[Dataset excerpt]
+ + +
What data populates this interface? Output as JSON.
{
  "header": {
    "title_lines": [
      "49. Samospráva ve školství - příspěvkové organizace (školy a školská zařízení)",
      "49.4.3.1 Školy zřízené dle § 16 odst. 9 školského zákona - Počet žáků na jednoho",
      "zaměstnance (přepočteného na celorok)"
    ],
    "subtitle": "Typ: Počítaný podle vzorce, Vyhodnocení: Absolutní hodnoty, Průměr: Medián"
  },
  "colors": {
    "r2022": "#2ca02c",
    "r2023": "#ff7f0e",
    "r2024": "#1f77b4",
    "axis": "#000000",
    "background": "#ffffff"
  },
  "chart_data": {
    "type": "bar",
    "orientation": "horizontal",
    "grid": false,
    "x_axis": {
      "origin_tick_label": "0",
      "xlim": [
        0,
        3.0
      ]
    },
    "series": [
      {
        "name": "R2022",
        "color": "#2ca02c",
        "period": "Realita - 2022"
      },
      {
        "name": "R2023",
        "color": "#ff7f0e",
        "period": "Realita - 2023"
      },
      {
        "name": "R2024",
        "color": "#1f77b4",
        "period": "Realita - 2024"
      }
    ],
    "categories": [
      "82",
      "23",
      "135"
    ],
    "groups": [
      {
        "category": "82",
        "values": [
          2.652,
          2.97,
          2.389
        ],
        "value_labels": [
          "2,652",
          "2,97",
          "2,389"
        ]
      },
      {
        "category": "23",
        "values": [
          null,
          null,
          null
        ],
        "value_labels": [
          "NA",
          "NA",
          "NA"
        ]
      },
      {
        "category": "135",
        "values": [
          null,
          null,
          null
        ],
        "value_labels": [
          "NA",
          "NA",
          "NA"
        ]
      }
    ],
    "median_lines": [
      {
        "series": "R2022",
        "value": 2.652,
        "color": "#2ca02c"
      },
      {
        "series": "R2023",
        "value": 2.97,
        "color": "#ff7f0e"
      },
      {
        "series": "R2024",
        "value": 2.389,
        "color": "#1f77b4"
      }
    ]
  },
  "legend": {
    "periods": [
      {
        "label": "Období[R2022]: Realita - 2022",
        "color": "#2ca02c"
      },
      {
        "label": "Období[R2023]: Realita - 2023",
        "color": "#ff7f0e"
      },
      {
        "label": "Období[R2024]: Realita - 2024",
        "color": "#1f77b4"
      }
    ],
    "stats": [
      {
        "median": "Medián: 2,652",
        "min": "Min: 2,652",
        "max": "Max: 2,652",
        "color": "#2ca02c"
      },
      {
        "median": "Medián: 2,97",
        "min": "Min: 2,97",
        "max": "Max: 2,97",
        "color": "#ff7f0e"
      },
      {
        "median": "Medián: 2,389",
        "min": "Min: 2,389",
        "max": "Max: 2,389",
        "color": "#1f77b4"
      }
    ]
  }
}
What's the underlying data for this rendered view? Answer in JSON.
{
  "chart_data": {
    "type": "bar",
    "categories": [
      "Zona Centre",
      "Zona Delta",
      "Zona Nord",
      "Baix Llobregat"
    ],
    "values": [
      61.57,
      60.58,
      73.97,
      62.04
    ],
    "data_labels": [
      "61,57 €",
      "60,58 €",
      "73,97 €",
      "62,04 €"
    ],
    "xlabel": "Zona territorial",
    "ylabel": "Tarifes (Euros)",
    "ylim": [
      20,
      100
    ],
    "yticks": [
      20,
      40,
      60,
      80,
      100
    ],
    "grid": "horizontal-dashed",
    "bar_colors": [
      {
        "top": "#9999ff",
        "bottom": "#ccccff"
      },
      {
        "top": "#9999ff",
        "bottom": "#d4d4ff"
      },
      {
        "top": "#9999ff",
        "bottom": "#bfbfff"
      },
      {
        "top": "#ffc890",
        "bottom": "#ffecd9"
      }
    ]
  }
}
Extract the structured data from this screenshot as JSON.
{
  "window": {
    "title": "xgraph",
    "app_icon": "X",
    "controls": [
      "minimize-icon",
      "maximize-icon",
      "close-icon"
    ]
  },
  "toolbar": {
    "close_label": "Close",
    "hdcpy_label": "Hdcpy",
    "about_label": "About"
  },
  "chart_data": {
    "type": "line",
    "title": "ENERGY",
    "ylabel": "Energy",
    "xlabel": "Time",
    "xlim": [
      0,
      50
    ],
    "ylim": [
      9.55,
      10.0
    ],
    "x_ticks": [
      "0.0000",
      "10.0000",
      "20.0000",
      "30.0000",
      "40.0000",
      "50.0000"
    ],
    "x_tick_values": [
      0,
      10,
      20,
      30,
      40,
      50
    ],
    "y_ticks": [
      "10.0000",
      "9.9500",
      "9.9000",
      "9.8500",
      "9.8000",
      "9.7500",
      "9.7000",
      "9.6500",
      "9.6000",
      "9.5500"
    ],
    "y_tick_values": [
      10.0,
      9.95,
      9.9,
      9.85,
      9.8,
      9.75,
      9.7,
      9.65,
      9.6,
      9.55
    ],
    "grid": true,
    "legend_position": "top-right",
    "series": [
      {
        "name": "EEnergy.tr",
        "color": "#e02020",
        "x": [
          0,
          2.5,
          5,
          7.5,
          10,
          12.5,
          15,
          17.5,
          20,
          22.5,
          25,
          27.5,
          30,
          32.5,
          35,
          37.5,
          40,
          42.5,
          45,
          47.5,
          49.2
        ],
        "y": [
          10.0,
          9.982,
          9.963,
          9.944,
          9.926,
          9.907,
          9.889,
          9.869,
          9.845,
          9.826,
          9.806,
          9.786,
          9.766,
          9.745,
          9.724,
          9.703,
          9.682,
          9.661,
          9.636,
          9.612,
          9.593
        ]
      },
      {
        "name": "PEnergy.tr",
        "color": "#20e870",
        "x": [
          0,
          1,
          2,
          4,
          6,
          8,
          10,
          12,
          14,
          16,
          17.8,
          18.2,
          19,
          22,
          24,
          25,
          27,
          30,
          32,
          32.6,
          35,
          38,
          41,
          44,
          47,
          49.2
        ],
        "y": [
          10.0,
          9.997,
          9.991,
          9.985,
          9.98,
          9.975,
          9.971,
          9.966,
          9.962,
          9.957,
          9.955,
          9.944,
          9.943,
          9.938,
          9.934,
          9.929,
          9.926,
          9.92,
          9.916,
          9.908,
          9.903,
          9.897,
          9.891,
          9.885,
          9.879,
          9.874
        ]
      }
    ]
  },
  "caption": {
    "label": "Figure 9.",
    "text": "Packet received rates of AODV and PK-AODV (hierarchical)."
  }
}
+ + +
Identify each line in the entries with the word "series" and copy it.

    "series": [
        "series": "R2022",
        "series": "R2023",
        "series": "R2024",
    "series": [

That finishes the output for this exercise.